# Problem description
Scan the data below. Pull out each line where "Auto" occurs.

------ Supplied entries

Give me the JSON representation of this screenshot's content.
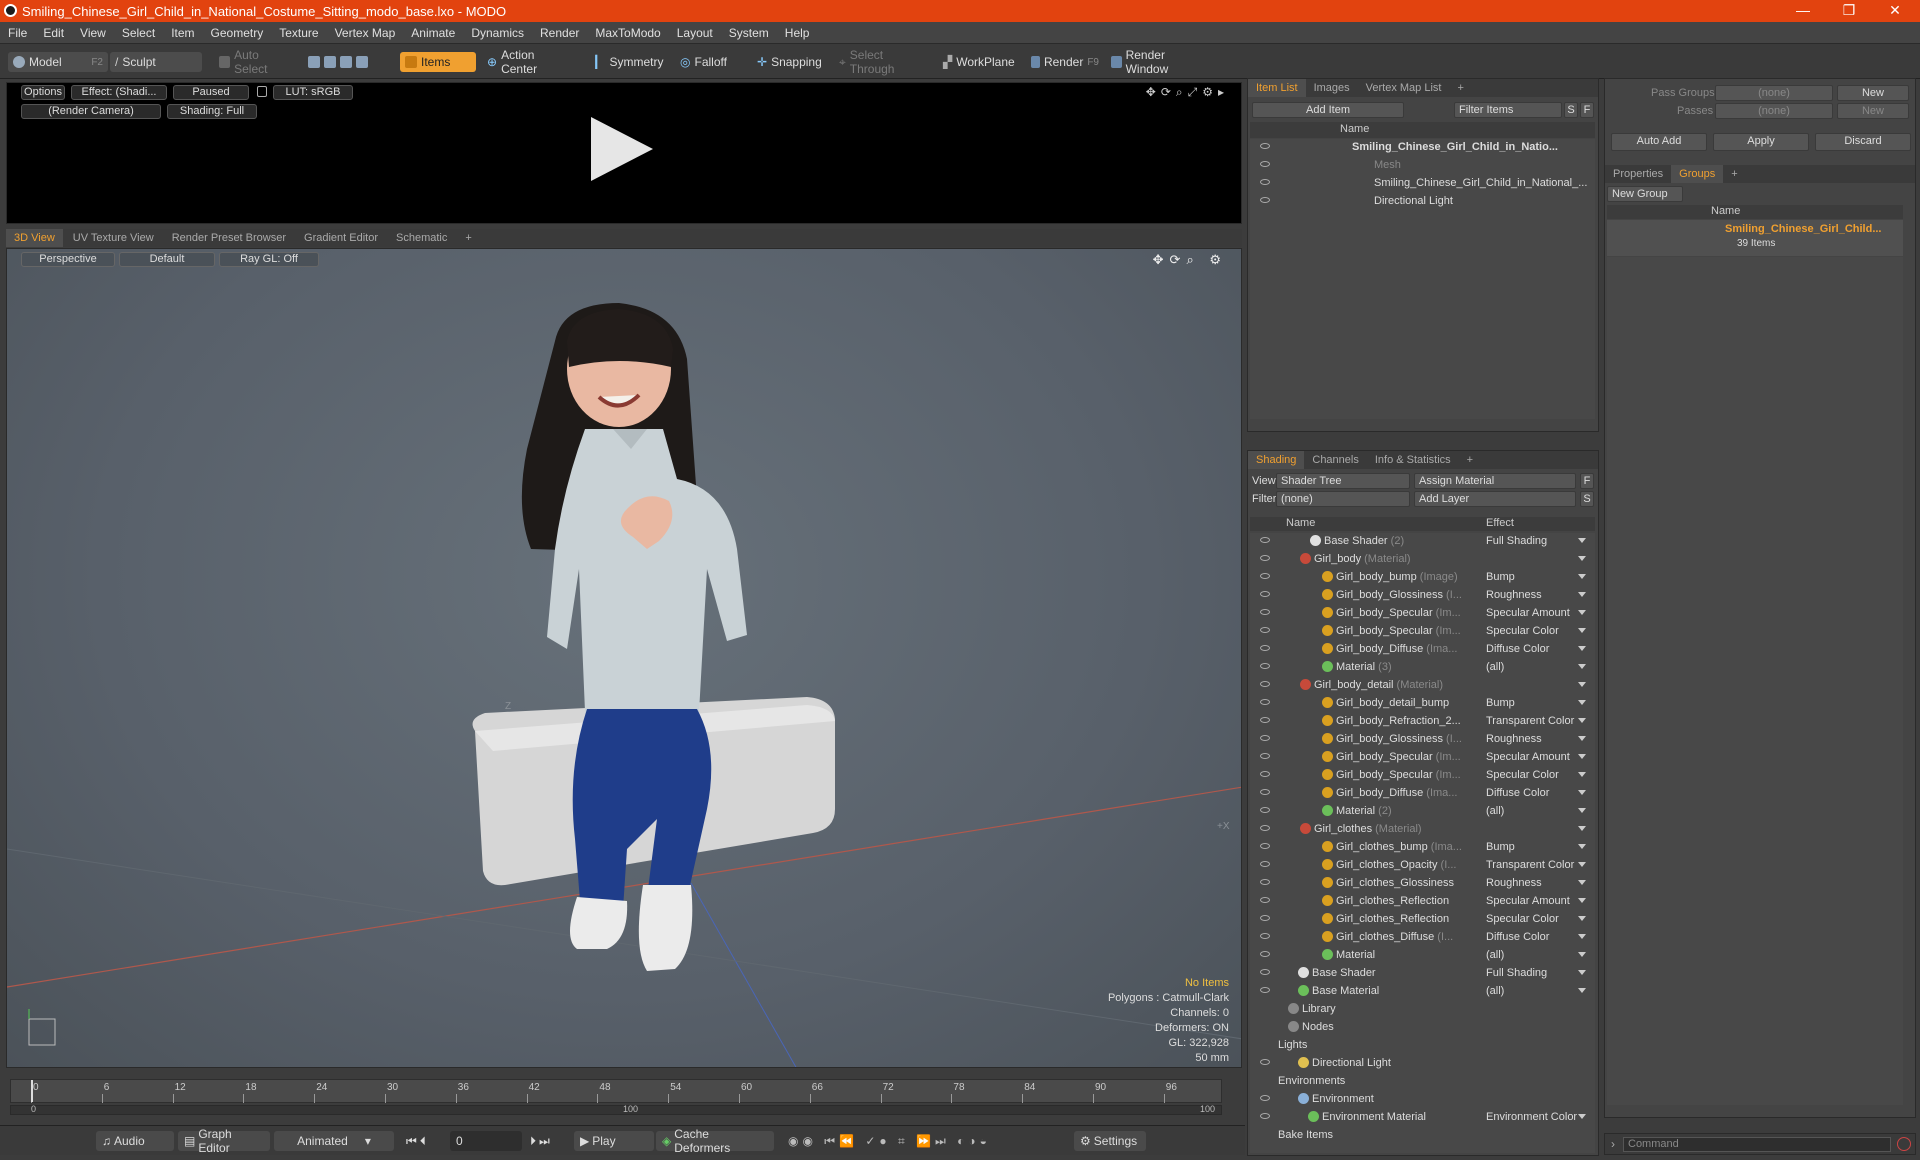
{
  "window": {
    "title": "Smiling_Chinese_Girl_Child_in_National_Costume_Sitting_modo_base.lxo - MODO",
    "min": "—",
    "max": "❐",
    "close": "✕"
  },
  "menu": [
    "File",
    "Edit",
    "View",
    "Select",
    "Item",
    "Geometry",
    "Texture",
    "Vertex Map",
    "Animate",
    "Dynamics",
    "Render",
    "MaxToModo",
    "Layout",
    "System",
    "Help"
  ],
  "toolbar": {
    "model": "Model",
    "model_key": "F2",
    "sculpt": "Sculpt",
    "auto_select": "Auto Select",
    "items": "Items",
    "action_center": "Action Center",
    "symmetry": "Symmetry",
    "falloff": "Falloff",
    "snapping": "Snapping",
    "select_through": "Select Through",
    "workplane": "WorkPlane",
    "render": "Render",
    "render_key": "F9",
    "render_window": "Render Window"
  },
  "preview": {
    "options": "Options",
    "effect": "Effect: (Shadi...",
    "paused": "Paused",
    "lut": "LUT: sRGB",
    "camera": "(Render Camera)",
    "shading": "Shading: Full"
  },
  "view_tabs": [
    "3D View",
    "UV Texture View",
    "Render Preset Browser",
    "Gradient Editor",
    "Schematic",
    "+"
  ],
  "viewport": {
    "perspective": "Perspective",
    "default": "Default",
    "raygl": "Ray GL: Off",
    "axis_z": "Z",
    "axis_x": "+X"
  },
  "stats": {
    "no_items": "No Items",
    "polygons": "Polygons : Catmull-Clark",
    "channels": "Channels: 0",
    "deformers": "Deformers: ON",
    "gl": "GL: 322,928",
    "focal": "50 mm"
  },
  "timeline": {
    "ticks": [
      "0",
      "6",
      "12",
      "18",
      "24",
      "30",
      "36",
      "42",
      "48",
      "54",
      "60",
      "66",
      "72",
      "78",
      "84",
      "90",
      "96"
    ],
    "start": "0",
    "mid": "100",
    "end": "100"
  },
  "bottom": {
    "audio": "Audio",
    "graph_editor": "Graph Editor",
    "animated": "Animated",
    "frame": "0",
    "play": "Play",
    "cache": "Cache Deformers",
    "settings": "Settings"
  },
  "itemlist": {
    "tabs": [
      "Item List",
      "Images",
      "Vertex Map List",
      "+"
    ],
    "add_item": "Add Item",
    "filter_items": "Filter Items",
    "s": "S",
    "f": "F",
    "col_name": "Name",
    "rows": [
      "Smiling_Chinese_Girl_Child_in_Natio...",
      "Mesh",
      "Smiling_Chinese_Girl_Child_in_National_...",
      "Directional Light"
    ]
  },
  "shading": {
    "tabs": [
      "Shading",
      "Channels",
      "Info & Statistics",
      "+"
    ],
    "view_label": "View",
    "view_value": "Shader Tree",
    "assign": "Assign Material",
    "filter_label": "Filter",
    "filter_value": "(none)",
    "add_layer": "Add Layer",
    "f": "F",
    "s": "S",
    "col_name": "Name",
    "col_effect": "Effect",
    "rows": [
      {
        "name": "Base Shader",
        "sub": "(2)",
        "effect": "Full Shading",
        "indent": 48,
        "kind": "shader"
      },
      {
        "name": "Girl_body",
        "sub": "(Material)",
        "effect": "",
        "indent": 38,
        "kind": "mat"
      },
      {
        "name": "Girl_body_bump",
        "sub": "(Image)",
        "effect": "Bump",
        "indent": 60,
        "kind": "img"
      },
      {
        "name": "Girl_body_Glossiness",
        "sub": "(I...",
        "effect": "Roughness",
        "indent": 60,
        "kind": "img"
      },
      {
        "name": "Girl_body_Specular",
        "sub": "(Im...",
        "effect": "Specular Amount",
        "indent": 60,
        "kind": "img"
      },
      {
        "name": "Girl_body_Specular",
        "sub": "(Im...",
        "effect": "Specular Color",
        "indent": 60,
        "kind": "img"
      },
      {
        "name": "Girl_body_Diffuse",
        "sub": "(Ima...",
        "effect": "Diffuse Color",
        "indent": 60,
        "kind": "img"
      },
      {
        "name": "Material",
        "sub": "(3)",
        "effect": "(all)",
        "indent": 60,
        "kind": "matg"
      },
      {
        "name": "Girl_body_detail",
        "sub": "(Material)",
        "effect": "",
        "indent": 38,
        "kind": "mat"
      },
      {
        "name": "Girl_body_detail_bump",
        "sub": "",
        "effect": "Bump",
        "indent": 60,
        "kind": "img"
      },
      {
        "name": "Girl_body_Refraction_2...",
        "sub": "",
        "effect": "Transparent Color",
        "indent": 60,
        "kind": "img"
      },
      {
        "name": "Girl_body_Glossiness",
        "sub": "(I...",
        "effect": "Roughness",
        "indent": 60,
        "kind": "img"
      },
      {
        "name": "Girl_body_Specular",
        "sub": "(Im...",
        "effect": "Specular Amount",
        "indent": 60,
        "kind": "img"
      },
      {
        "name": "Girl_body_Specular",
        "sub": "(Im...",
        "effect": "Specular Color",
        "indent": 60,
        "kind": "img"
      },
      {
        "name": "Girl_body_Diffuse",
        "sub": "(Ima...",
        "effect": "Diffuse Color",
        "indent": 60,
        "kind": "img"
      },
      {
        "name": "Material",
        "sub": "(2)",
        "effect": "(all)",
        "indent": 60,
        "kind": "matg"
      },
      {
        "name": "Girl_clothes",
        "sub": "(Material)",
        "effect": "",
        "indent": 38,
        "kind": "mat"
      },
      {
        "name": "Girl_clothes_bump",
        "sub": "(Ima...",
        "effect": "Bump",
        "indent": 60,
        "kind": "img"
      },
      {
        "name": "Girl_clothes_Opacity",
        "sub": "(I...",
        "effect": "Transparent Color",
        "indent": 60,
        "kind": "img"
      },
      {
        "name": "Girl_clothes_Glossiness",
        "sub": "",
        "effect": "Roughness",
        "indent": 60,
        "kind": "img"
      },
      {
        "name": "Girl_clothes_Reflection",
        "sub": "",
        "effect": "Specular Amount",
        "indent": 60,
        "kind": "img"
      },
      {
        "name": "Girl_clothes_Reflection",
        "sub": "",
        "effect": "Specular Color",
        "indent": 60,
        "kind": "img"
      },
      {
        "name": "Girl_clothes_Diffuse",
        "sub": "(I...",
        "effect": "Diffuse Color",
        "indent": 60,
        "kind": "img"
      },
      {
        "name": "Material",
        "sub": "",
        "effect": "(all)",
        "indent": 60,
        "kind": "matg"
      },
      {
        "name": "Base Shader",
        "sub": "",
        "effect": "Full Shading",
        "indent": 36,
        "kind": "shader"
      },
      {
        "name": "Base Material",
        "sub": "",
        "effect": "(all)",
        "indent": 36,
        "kind": "matg"
      },
      {
        "name": "Library",
        "sub": "",
        "effect": "",
        "indent": 26,
        "kind": "folder"
      },
      {
        "name": "Nodes",
        "sub": "",
        "effect": "",
        "indent": 26,
        "kind": "folder"
      },
      {
        "name": "Lights",
        "sub": "",
        "effect": "",
        "indent": 16,
        "kind": "none"
      },
      {
        "name": "Directional Light",
        "sub": "",
        "effect": "",
        "indent": 36,
        "kind": "light"
      },
      {
        "name": "Environments",
        "sub": "",
        "effect": "",
        "indent": 16,
        "kind": "none"
      },
      {
        "name": "Environment",
        "sub": "",
        "effect": "",
        "indent": 36,
        "kind": "env"
      },
      {
        "name": "Environment Material",
        "sub": "",
        "effect": "Environment Color",
        "indent": 46,
        "kind": "matg"
      },
      {
        "name": "Bake Items",
        "sub": "",
        "effect": "",
        "indent": 16,
        "kind": "none"
      }
    ]
  },
  "right": {
    "pass_groups": "Pass Groups",
    "passes": "Passes",
    "none": "(none)",
    "new": "New",
    "auto_add": "Auto Add",
    "apply": "Apply",
    "discard": "Discard",
    "tabs": [
      "Properties",
      "Groups",
      "+"
    ],
    "new_group": "New Group",
    "col_name": "Name",
    "group_name": "Smiling_Chinese_Girl_Child...",
    "group_count": "39 Items",
    "command": "Command"
  },
  "colors": {
    "accent": "#f0a030",
    "titlebar": "#e2430f"
  }
}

------------

# Written response
    "auto_select": "Auto Select",
    "auto_add": "Auto Add",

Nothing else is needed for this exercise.